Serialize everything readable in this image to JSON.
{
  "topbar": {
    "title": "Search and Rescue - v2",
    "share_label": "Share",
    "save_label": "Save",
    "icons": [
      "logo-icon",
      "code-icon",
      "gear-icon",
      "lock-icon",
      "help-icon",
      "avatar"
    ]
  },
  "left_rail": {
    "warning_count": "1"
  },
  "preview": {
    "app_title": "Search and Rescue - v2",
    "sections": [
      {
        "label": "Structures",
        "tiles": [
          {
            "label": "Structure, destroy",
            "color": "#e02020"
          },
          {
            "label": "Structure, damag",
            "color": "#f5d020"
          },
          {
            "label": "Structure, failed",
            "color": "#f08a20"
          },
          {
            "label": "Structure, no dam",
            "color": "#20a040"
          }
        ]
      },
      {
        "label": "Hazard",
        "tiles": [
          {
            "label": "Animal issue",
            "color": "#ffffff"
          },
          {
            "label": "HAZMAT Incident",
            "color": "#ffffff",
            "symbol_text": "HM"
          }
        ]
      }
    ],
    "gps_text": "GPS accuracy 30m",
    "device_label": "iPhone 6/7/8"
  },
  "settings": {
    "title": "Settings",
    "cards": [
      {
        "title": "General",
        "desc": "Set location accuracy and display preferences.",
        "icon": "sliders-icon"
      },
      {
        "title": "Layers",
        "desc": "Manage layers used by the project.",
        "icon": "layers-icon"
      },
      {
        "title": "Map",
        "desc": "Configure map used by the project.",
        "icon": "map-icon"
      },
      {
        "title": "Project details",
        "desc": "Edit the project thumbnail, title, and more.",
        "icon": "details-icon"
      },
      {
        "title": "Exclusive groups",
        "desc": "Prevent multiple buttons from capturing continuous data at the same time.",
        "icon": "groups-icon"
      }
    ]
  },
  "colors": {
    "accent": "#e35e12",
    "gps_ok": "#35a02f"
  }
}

◇ ◇ ◇ ◇ ◇ ◇ ◇

WHAT TO WORK ON:
Your task is to quote all of the data word for word.

SOLUTION:
Serialize everything readable in this image to JSON.
{
  "topbar": {
    "title": "Search and Rescue - v2",
    "share_label": "Share",
    "save_label": "Save",
    "icons": [
      "logo-icon",
      "code-icon",
      "gear-icon",
      "lock-icon",
      "help-icon",
      "avatar"
    ]
  },
  "left_rail": {
    "warning_count": "1"
  },
  "preview": {
    "app_title": "Search and Rescue - v2",
    "sections": [
      {
        "label": "Structures",
        "tiles": [
          {
            "label": "Structure, destroy",
            "color": "#e02020"
          },
          {
            "label": "Structure, damag",
            "color": "#f5d020"
          },
          {
            "label": "Structure, failed",
            "color": "#f08a20"
          },
          {
            "label": "Structure, no dam",
            "color": "#20a040"
          }
        ]
      },
      {
        "label": "Hazard",
        "tiles": [
          {
            "label": "Animal issue",
            "color": "#ffffff"
          },
          {
            "label": "HAZMAT Incident",
            "color": "#ffffff",
            "symbol_text": "HM"
          }
        ]
      }
    ],
    "gps_text": "GPS accuracy 30m",
    "device_label": "iPhone 6/7/8"
  },
  "settings": {
    "title": "Settings",
    "cards": [
      {
        "title": "General",
        "desc": "Set location accuracy and display preferences.",
        "icon": "sliders-icon"
      },
      {
        "title": "Layers",
        "desc": "Manage layers used by the project.",
        "icon": "layers-icon"
      },
      {
        "title": "Map",
        "desc": "Configure map used by the project.",
        "icon": "map-icon"
      },
      {
        "title": "Project details",
        "desc": "Edit the project thumbnail, title, and more.",
        "icon": "details-icon"
      },
      {
        "title": "Exclusive groups",
        "desc": "Prevent multiple buttons from capturing continuous data at the same time.",
        "icon": "groups-icon"
      }
    ]
  },
  "colors": {
    "accent": "#e35e12",
    "gps_ok": "#35a02f"
  }
}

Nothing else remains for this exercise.